* **THE RECORDS**:

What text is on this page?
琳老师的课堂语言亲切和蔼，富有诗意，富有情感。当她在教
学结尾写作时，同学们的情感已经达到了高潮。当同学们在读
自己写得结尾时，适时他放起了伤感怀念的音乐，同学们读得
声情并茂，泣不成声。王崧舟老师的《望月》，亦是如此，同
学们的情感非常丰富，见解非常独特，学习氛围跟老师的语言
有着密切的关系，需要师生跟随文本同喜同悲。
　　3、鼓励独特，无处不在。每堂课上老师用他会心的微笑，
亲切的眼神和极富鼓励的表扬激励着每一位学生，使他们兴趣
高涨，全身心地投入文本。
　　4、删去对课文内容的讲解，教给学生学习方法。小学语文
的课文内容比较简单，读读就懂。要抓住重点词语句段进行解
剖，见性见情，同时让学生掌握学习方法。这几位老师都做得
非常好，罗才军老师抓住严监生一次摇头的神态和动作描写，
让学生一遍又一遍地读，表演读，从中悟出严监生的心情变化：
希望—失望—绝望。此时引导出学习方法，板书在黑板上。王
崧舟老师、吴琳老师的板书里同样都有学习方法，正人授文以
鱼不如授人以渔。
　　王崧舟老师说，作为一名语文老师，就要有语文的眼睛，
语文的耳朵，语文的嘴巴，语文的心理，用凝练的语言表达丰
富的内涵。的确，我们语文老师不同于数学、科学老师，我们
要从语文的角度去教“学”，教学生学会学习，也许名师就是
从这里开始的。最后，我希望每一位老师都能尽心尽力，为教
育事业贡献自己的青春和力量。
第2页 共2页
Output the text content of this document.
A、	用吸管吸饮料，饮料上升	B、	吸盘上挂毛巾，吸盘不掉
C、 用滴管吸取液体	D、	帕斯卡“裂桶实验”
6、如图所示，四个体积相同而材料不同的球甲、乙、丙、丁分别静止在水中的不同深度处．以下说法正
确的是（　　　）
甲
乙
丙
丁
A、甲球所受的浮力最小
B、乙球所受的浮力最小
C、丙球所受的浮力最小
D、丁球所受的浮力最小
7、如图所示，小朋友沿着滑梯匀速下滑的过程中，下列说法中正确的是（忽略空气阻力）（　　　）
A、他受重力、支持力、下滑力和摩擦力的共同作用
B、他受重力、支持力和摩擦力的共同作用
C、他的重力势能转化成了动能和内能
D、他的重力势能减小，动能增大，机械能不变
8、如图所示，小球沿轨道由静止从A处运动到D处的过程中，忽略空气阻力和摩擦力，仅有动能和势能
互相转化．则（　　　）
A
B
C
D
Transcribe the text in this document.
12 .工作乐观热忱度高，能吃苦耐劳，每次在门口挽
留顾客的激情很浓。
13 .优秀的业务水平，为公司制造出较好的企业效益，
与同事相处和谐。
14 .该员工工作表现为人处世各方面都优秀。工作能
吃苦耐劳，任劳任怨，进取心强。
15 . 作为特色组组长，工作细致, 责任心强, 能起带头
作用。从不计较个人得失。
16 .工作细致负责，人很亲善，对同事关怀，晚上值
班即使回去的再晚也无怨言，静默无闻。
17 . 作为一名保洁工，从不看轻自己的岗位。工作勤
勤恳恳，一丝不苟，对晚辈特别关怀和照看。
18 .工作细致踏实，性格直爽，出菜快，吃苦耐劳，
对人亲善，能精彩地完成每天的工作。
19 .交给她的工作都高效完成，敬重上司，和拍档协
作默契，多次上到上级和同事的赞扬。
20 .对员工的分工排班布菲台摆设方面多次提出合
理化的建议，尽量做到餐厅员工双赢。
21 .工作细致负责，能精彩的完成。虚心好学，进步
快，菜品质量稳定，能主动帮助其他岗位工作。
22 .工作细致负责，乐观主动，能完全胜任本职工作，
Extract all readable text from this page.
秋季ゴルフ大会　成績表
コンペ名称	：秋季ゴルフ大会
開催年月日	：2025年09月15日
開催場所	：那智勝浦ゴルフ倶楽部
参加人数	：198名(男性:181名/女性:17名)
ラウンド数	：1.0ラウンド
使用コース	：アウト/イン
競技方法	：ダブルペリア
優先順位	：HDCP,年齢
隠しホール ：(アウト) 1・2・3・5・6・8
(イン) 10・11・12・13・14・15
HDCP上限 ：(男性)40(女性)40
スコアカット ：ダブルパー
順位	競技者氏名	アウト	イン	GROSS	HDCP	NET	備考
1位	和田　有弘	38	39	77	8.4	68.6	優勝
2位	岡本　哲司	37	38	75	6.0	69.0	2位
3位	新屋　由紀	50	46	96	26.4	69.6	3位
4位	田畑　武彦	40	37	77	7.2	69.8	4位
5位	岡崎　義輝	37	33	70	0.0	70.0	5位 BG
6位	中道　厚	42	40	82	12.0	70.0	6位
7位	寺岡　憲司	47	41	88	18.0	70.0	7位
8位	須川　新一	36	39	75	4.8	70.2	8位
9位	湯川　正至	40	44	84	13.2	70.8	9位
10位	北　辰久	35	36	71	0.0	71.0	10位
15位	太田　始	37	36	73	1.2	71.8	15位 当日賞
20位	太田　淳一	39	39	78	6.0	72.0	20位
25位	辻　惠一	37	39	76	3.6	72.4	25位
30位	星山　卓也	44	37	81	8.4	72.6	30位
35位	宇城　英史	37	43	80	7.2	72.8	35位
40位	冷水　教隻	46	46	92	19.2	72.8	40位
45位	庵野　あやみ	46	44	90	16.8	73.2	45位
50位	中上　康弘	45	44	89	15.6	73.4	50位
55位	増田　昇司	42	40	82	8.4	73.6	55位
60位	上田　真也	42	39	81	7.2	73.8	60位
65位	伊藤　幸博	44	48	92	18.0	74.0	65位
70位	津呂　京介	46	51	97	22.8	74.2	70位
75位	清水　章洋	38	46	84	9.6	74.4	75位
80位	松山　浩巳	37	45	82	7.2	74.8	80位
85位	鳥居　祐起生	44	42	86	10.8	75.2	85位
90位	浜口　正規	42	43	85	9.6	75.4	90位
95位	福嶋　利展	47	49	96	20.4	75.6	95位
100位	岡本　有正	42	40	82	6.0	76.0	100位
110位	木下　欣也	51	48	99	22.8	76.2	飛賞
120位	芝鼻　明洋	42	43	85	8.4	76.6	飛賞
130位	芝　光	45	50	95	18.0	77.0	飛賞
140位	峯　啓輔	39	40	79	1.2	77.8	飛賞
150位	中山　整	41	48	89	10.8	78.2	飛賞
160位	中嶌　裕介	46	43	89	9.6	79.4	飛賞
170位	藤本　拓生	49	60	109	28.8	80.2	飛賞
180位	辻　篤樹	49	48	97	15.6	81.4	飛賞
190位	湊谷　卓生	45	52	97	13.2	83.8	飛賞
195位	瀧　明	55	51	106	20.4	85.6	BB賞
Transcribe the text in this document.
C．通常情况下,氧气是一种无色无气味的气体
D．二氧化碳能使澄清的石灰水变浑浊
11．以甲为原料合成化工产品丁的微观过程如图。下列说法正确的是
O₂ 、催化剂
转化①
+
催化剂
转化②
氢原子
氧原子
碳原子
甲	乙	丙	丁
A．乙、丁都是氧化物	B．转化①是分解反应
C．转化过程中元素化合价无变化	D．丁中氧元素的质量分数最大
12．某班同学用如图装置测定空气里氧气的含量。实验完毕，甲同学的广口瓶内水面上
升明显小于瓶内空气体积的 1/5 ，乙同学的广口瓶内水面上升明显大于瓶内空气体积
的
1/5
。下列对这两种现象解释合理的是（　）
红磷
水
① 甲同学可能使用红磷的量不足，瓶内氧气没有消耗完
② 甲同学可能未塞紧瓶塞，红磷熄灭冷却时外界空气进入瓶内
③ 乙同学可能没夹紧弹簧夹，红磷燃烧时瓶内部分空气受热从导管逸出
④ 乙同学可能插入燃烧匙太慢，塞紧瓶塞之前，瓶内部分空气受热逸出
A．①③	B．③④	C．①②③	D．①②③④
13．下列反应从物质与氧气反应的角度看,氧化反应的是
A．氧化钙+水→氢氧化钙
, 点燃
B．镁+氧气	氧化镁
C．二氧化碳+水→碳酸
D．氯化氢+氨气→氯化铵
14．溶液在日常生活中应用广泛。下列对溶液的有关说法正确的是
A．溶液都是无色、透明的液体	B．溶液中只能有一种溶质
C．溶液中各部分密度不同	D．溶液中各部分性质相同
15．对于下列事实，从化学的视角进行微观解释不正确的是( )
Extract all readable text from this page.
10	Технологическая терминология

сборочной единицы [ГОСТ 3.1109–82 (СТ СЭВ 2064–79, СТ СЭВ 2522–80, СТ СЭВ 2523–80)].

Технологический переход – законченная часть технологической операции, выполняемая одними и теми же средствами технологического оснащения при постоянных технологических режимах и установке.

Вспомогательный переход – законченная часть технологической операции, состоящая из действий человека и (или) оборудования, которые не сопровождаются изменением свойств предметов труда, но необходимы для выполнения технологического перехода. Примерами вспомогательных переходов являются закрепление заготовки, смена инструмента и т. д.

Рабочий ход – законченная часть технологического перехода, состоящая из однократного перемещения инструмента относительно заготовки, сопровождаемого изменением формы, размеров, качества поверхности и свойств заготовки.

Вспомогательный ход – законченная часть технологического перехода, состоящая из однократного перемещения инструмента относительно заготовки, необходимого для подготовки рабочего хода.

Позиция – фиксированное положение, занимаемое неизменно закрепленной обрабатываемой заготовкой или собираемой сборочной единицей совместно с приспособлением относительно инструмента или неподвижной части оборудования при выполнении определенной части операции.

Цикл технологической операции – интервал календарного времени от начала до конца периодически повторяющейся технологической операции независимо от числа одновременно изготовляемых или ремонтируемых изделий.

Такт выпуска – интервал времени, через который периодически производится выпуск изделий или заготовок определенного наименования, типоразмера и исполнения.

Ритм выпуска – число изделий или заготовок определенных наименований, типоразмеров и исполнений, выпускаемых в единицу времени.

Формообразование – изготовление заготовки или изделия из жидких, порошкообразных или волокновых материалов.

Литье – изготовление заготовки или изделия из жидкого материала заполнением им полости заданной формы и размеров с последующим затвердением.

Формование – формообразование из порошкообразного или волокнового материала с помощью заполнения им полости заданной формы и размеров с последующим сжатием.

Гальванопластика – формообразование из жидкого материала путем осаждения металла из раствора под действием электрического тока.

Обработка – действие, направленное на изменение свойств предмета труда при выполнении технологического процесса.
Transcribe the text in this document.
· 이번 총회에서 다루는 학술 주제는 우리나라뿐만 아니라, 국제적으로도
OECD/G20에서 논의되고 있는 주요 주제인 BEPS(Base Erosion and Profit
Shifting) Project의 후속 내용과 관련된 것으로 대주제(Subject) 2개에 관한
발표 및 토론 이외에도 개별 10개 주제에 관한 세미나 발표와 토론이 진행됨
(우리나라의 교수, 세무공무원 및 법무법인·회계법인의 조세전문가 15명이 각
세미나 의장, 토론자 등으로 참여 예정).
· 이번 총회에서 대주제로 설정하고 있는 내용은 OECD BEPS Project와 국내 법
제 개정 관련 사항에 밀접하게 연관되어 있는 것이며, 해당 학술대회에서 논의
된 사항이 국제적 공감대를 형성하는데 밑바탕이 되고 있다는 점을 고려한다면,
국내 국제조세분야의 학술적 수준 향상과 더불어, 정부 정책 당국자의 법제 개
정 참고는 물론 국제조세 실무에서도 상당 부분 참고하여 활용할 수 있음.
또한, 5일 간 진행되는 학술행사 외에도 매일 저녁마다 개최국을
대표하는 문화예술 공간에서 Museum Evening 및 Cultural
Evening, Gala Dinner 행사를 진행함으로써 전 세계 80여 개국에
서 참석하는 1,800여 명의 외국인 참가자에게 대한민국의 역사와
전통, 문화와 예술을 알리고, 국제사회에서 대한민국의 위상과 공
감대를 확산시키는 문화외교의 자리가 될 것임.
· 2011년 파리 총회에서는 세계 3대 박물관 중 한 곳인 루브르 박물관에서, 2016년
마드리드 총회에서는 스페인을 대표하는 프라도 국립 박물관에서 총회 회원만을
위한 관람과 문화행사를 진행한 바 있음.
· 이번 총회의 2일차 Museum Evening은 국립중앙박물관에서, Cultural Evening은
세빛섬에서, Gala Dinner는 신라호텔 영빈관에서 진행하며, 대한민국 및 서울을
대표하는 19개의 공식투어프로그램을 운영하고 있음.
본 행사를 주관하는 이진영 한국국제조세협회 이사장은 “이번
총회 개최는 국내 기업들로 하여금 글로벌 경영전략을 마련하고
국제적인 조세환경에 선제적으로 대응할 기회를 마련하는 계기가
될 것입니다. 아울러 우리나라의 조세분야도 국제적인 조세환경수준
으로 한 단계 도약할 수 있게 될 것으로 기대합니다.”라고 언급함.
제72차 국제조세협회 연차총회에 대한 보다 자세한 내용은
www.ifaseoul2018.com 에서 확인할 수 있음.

* **AIM OF THE TASK**: Check each line of the entries above for the word "периодически". List the ones that have it.

* **CORRECT RESULT**:
Цикл технологической операции – интервал календарного времени от начала до конца периодически повторяющейся технологической операции независимо от числа одновременно изготовляемых или ремонтируемых изделий.
Такт выпуска – интервал времени, через который периодически производится выпуск изделий или заготовок определенного наименования, типоразмера и исполнения.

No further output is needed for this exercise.